Part of a data file:
:::

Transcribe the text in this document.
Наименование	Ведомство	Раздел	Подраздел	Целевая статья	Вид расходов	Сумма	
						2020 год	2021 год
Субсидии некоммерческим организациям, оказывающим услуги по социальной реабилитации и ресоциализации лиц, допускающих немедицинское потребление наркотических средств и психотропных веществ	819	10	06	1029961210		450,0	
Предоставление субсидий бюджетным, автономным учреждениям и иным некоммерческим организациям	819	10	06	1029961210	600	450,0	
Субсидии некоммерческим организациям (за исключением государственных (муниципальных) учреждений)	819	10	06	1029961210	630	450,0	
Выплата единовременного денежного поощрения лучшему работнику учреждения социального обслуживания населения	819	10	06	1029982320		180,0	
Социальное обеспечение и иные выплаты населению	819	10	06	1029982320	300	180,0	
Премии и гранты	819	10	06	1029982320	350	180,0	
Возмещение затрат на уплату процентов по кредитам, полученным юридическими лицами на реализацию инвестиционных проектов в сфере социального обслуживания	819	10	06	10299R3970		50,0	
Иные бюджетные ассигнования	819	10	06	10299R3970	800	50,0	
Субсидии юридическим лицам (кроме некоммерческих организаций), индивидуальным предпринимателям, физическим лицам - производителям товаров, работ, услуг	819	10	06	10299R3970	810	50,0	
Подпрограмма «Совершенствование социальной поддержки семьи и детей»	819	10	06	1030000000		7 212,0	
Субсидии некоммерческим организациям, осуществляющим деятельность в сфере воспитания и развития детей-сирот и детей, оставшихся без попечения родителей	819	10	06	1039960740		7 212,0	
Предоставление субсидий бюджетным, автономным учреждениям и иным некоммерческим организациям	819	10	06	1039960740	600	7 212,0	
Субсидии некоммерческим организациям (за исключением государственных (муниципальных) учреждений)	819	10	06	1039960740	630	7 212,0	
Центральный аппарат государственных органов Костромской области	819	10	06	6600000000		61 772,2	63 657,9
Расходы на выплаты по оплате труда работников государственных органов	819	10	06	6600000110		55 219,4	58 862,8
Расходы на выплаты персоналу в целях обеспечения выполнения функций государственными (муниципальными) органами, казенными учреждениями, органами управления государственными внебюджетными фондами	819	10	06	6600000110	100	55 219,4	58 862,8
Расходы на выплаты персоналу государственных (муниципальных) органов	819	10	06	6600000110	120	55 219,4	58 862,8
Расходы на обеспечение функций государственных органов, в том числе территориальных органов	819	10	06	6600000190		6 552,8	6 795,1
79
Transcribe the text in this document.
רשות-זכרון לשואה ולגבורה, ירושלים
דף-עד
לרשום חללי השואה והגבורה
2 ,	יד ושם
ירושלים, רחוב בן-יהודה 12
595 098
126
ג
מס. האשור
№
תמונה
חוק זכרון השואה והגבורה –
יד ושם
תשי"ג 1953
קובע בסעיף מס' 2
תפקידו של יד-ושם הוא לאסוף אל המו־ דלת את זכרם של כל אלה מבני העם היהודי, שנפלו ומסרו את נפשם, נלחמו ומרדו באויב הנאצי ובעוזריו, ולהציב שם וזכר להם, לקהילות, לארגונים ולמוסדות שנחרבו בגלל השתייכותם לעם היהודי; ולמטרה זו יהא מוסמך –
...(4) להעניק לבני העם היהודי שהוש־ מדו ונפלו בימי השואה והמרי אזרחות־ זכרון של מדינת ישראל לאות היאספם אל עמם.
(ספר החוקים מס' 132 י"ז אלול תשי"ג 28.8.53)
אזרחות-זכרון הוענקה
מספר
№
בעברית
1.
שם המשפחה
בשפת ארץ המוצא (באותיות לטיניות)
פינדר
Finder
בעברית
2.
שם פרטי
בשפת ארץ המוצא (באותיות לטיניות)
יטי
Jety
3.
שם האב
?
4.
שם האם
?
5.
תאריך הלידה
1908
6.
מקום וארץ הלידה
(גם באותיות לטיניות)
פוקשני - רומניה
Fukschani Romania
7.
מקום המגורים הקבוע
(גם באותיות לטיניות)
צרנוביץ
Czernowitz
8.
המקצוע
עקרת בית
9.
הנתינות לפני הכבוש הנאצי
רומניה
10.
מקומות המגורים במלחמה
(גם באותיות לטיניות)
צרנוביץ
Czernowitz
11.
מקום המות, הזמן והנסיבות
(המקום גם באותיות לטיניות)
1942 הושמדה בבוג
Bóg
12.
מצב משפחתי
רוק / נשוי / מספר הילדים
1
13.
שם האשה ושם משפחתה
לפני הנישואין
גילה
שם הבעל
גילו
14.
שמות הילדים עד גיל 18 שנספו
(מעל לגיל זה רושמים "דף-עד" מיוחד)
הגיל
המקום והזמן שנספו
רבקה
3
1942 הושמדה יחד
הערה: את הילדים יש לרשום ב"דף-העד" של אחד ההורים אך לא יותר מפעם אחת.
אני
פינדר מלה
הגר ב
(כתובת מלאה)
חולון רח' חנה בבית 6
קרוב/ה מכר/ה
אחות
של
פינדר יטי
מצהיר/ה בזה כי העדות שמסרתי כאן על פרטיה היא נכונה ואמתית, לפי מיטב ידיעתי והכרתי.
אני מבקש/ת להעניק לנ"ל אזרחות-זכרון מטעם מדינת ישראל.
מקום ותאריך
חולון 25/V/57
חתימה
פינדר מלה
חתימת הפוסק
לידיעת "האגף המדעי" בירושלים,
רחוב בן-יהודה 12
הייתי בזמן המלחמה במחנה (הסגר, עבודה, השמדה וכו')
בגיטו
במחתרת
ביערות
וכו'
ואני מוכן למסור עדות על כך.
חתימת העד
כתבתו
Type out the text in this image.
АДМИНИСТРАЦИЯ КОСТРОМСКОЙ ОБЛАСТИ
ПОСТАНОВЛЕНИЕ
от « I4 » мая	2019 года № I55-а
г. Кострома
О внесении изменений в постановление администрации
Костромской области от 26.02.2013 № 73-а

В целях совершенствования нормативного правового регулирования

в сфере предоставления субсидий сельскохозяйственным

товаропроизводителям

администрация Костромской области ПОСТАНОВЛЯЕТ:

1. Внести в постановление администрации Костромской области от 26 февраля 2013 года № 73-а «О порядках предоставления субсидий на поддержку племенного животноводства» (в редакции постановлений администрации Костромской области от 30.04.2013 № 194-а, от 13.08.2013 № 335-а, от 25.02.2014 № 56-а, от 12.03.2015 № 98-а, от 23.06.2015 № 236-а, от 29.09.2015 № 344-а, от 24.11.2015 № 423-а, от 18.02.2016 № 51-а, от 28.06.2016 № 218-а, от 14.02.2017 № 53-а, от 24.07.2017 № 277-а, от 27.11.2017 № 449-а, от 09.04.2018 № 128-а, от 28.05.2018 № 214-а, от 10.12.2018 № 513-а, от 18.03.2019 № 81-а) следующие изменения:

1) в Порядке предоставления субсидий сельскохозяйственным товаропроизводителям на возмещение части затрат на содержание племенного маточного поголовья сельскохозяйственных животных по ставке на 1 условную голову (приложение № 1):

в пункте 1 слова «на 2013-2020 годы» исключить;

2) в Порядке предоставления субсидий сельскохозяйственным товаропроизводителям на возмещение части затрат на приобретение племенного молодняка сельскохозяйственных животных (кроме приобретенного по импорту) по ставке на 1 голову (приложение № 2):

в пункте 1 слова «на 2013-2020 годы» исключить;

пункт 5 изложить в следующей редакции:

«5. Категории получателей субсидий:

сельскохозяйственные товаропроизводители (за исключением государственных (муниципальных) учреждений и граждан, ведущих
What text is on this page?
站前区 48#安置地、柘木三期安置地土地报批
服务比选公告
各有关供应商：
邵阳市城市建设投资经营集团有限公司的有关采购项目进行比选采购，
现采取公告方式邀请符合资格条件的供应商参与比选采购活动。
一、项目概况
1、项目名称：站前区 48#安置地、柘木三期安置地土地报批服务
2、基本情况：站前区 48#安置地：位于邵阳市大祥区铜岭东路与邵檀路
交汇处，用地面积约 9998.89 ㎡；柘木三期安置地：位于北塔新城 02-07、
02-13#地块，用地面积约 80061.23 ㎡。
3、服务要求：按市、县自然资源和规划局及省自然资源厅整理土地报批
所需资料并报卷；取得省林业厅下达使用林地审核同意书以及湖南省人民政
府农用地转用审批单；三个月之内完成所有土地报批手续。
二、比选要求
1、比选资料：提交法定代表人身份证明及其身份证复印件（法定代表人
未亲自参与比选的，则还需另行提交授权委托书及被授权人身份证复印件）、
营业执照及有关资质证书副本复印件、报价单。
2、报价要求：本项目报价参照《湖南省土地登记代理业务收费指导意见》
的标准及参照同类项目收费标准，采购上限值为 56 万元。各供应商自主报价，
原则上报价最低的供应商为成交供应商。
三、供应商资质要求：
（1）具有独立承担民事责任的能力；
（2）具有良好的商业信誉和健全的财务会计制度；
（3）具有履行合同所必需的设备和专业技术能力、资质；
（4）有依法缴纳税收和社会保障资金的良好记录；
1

:::

## DIRECTIONS:
Filter the records for lines holding the string "голову". Copy each one.

## RESULT FOR THIS TASK:
1) в Порядке предоставления субсидий сельскохозяйственным товаропроизводителям на возмещение части затрат на содержание племенного маточного поголовья сельскохозяйственных животных по ставке на 1 условную голову (приложение № 1):
2) в Порядке предоставления субсидий сельскохозяйственным товаропроизводителям на возмещение части затрат на приобретение племенного молодняка сельскохозяйственных животных (кроме приобретенного по импорту) по ставке на 1 голову (приложение № 2):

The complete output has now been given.